(Lines of data)
====
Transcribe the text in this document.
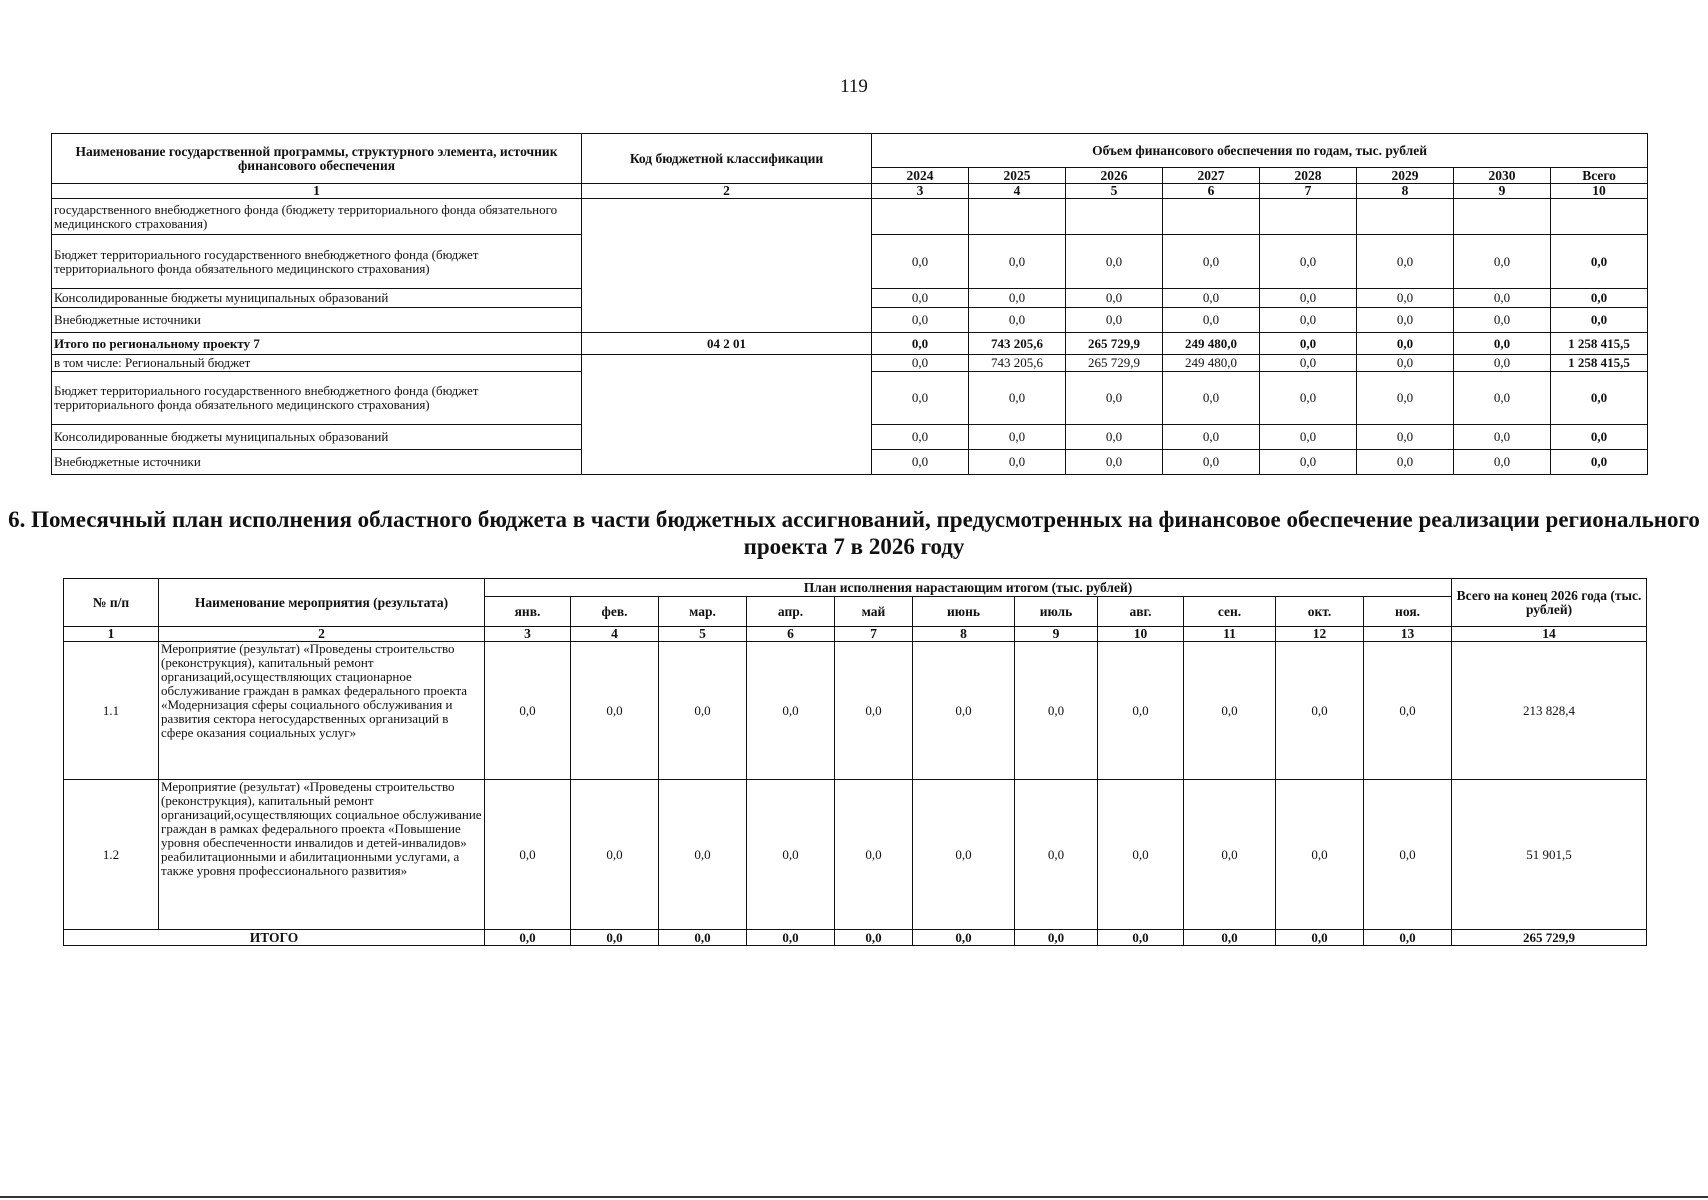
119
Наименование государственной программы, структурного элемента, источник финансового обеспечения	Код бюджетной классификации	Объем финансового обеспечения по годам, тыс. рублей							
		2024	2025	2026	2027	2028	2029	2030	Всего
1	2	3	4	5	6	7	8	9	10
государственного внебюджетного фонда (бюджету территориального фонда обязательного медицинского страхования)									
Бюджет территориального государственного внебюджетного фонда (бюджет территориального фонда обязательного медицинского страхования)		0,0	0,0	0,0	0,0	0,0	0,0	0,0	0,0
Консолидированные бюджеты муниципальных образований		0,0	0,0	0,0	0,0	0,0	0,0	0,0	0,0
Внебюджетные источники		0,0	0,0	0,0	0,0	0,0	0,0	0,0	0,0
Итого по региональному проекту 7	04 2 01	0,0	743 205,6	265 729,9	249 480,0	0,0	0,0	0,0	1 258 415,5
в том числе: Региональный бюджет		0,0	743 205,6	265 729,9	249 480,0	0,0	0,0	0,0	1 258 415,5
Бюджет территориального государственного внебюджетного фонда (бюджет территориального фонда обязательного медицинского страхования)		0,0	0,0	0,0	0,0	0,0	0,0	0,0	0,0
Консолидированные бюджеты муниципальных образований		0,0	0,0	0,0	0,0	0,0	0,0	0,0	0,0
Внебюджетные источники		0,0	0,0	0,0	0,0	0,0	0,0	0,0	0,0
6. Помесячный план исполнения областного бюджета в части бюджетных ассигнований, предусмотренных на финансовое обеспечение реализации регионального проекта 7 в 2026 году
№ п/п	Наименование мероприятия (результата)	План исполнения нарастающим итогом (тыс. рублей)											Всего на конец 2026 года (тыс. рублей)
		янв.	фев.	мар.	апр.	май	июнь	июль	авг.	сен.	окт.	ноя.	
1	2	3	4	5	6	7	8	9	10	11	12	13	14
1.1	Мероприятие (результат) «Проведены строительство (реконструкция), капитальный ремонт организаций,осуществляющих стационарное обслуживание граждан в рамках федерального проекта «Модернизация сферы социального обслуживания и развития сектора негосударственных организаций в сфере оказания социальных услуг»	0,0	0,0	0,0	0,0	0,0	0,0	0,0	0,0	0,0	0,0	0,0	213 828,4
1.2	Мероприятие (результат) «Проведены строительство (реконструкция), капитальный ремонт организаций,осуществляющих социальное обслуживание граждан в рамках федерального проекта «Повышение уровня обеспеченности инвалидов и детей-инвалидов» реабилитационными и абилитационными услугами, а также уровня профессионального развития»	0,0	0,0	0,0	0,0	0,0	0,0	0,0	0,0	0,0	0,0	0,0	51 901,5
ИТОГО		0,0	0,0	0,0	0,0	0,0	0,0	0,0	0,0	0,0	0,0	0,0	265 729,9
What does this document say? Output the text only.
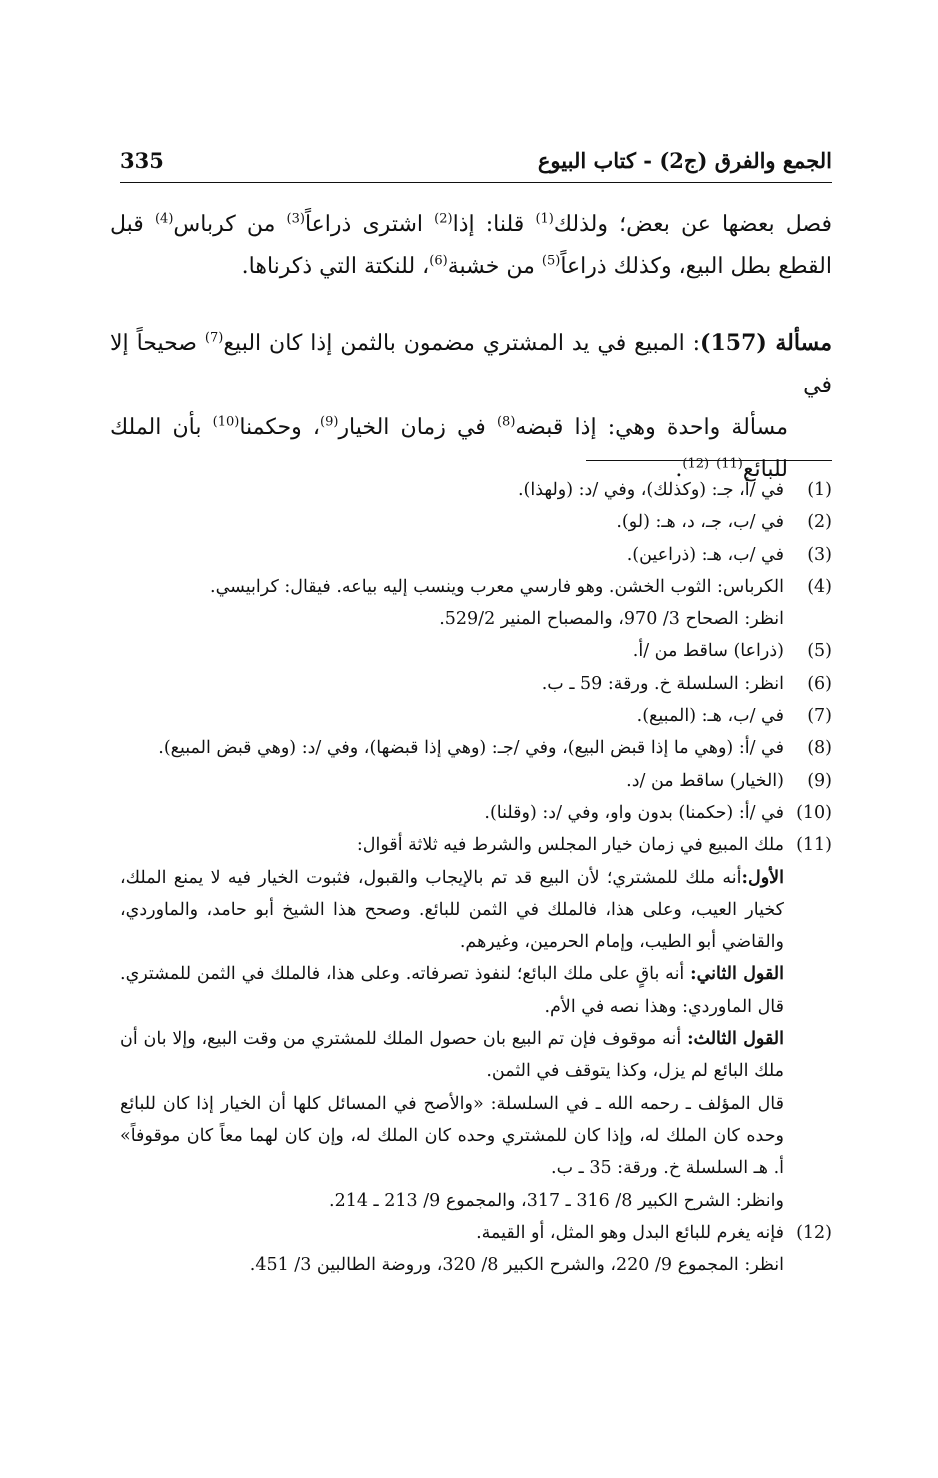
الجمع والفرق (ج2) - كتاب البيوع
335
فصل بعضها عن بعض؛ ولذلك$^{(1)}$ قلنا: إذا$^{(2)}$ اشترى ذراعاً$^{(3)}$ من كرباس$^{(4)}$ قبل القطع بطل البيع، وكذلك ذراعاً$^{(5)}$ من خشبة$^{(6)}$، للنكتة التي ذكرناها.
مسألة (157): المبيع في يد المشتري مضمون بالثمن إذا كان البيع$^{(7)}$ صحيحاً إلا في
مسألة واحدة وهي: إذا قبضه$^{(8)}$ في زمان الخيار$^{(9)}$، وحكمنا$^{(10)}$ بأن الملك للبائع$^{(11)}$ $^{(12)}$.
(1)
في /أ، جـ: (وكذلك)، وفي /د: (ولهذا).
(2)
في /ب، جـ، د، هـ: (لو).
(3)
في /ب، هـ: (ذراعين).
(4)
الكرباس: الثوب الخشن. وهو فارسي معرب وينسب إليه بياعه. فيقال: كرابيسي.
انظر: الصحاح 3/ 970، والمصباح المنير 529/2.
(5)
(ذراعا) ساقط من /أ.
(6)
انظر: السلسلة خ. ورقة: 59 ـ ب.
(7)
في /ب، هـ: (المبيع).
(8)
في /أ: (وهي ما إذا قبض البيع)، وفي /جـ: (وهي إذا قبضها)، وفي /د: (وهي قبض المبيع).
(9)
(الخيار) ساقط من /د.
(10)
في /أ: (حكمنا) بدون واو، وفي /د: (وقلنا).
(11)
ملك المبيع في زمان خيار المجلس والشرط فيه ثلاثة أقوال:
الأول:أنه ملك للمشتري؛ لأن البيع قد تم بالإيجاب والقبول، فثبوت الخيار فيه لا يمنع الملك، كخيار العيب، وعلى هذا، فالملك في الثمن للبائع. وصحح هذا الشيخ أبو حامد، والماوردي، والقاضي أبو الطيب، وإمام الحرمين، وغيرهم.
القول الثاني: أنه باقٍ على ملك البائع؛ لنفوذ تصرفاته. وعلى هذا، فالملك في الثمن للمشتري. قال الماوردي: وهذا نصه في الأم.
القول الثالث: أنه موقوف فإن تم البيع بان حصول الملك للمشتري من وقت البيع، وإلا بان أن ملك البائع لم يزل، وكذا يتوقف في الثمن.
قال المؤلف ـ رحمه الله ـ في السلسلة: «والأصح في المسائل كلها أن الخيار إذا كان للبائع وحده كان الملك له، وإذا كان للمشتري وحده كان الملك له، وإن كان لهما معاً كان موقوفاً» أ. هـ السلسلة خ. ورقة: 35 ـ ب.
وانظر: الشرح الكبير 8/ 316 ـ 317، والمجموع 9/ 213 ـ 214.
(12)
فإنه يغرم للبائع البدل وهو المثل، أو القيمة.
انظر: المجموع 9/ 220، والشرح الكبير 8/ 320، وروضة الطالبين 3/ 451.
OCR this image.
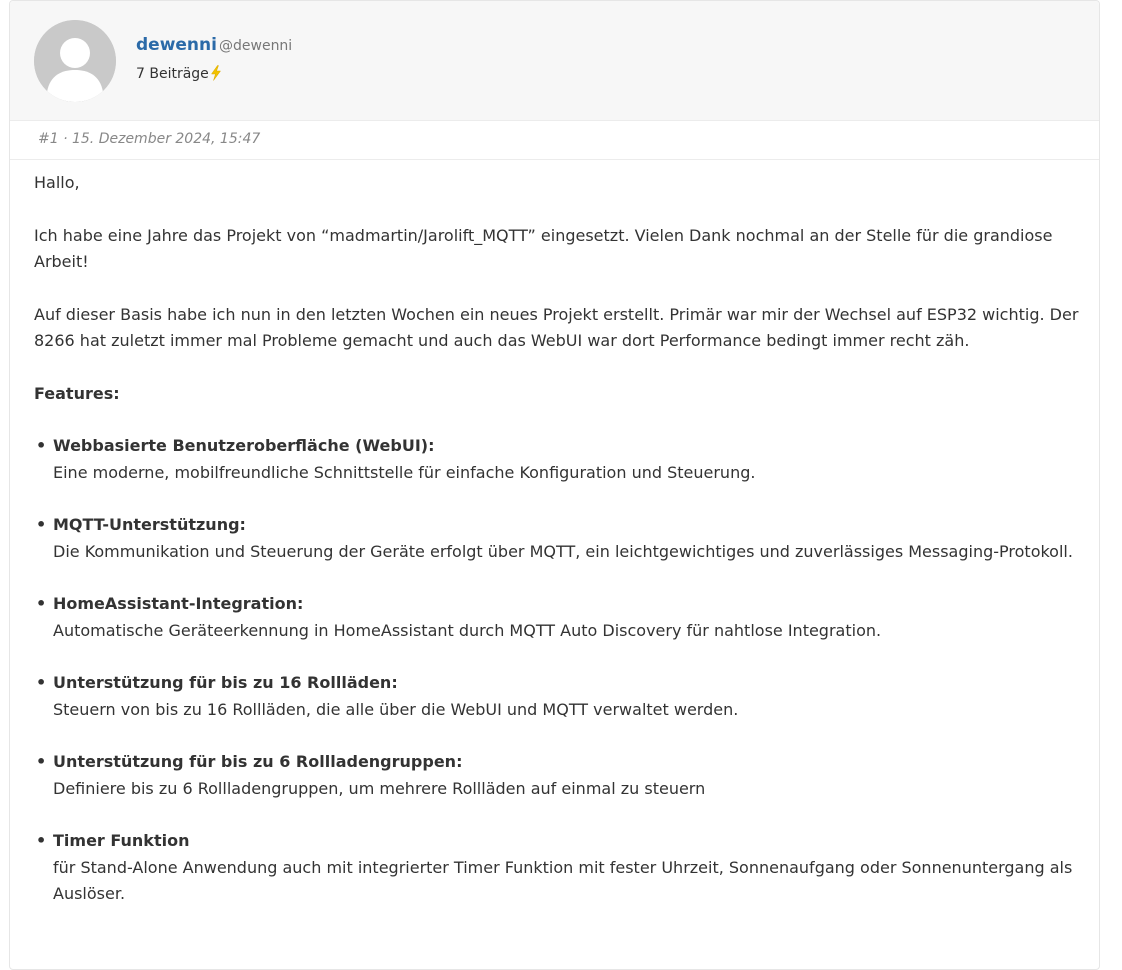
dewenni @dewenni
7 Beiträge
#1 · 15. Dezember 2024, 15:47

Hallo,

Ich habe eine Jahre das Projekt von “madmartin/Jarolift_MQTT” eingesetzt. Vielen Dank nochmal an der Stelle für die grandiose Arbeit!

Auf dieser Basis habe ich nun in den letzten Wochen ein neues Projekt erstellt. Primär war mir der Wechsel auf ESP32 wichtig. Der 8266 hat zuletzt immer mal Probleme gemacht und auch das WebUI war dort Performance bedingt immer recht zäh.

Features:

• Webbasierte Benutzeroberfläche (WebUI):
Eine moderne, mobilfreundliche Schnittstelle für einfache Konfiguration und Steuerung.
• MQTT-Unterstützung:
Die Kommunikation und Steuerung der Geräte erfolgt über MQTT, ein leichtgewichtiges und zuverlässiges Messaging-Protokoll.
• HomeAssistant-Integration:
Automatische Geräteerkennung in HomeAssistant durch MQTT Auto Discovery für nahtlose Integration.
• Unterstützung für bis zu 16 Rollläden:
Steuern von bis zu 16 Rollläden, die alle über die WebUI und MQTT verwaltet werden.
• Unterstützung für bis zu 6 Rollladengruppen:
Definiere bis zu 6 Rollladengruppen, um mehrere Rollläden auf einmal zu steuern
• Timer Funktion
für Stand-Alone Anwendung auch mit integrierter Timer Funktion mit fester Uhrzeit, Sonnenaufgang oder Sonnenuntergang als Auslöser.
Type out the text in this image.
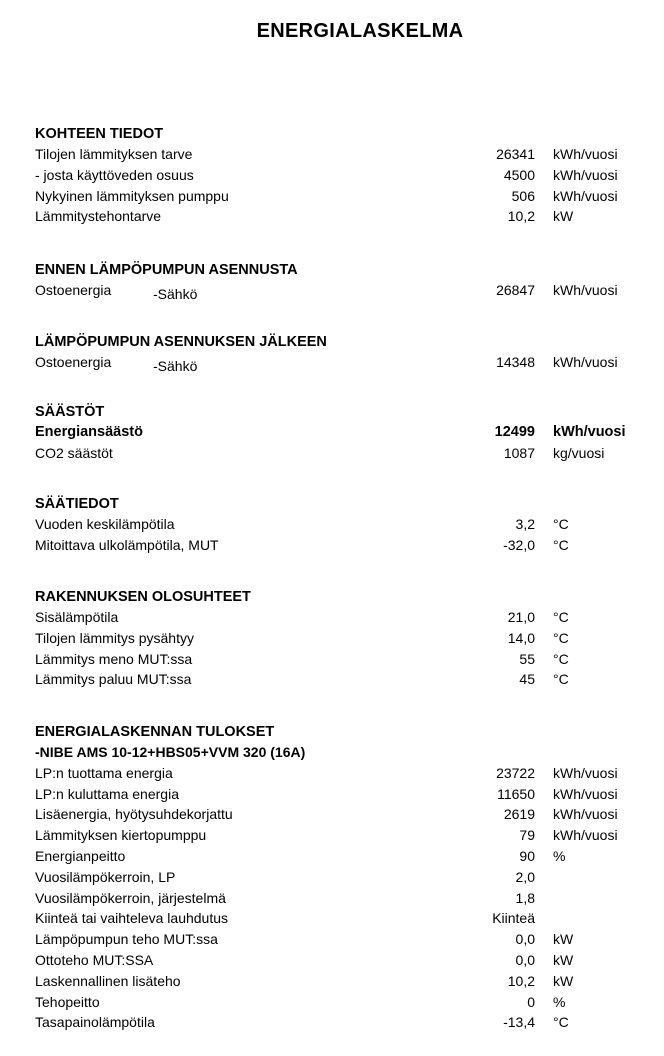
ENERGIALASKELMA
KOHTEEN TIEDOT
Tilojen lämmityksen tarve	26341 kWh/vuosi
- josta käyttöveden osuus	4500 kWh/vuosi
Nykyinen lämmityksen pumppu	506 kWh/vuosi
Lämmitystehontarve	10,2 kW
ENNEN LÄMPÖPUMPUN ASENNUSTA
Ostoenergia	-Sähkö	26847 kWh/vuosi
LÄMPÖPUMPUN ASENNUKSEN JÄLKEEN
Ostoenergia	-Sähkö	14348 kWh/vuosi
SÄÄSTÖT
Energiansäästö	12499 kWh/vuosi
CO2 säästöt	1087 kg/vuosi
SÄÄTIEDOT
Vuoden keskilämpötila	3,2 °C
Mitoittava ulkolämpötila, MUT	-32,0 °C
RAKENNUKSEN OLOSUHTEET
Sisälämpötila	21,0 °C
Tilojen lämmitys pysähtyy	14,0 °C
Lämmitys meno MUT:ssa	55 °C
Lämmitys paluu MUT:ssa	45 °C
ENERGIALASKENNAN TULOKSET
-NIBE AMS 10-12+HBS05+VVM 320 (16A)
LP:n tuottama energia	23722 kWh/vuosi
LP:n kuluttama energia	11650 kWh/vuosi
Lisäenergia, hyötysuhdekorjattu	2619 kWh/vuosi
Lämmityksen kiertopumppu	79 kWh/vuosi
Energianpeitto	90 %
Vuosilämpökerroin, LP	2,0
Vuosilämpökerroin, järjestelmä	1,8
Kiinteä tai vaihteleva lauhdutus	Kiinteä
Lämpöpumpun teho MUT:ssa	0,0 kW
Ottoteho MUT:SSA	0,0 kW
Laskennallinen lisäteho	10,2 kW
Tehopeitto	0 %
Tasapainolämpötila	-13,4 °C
====
### YOUR TASK
Pull every line containing the word "проекта" out of the material and copy it.

### THE ANSWER
6. Помесячный план исполнения областного бюджета в части бюджетных ассигнований, предусмотренных на финансовое обеспечение реализации регионального проекта 7 в 2026 году
1.1	Мероприятие (результат) «Проведены строительство (реконструкция), капитальный ремонт организаций,осуществляющих стационарное обслуживание граждан в рамках федерального проекта «Модернизация сферы социального обслуживания и развития сектора негосударственных организаций в сфере оказания социальных услуг»	0,0	0,0	0,0	0,0	0,0	0,0	0,0	0,0	0,0	0,0	0,0	213 828,4
1.2	Мероприятие (результат) «Проведены строительство (реконструкция), капитальный ремонт организаций,осуществляющих социальное обслуживание граждан в рамках федерального проекта «Повышение уровня обеспеченности инвалидов и детей-инвалидов» реабилитационными и абилитационными услугами, а также уровня профессионального развития»	0,0	0,0	0,0	0,0	0,0	0,0	0,0	0,0	0,0	0,0	0,0	51 901,5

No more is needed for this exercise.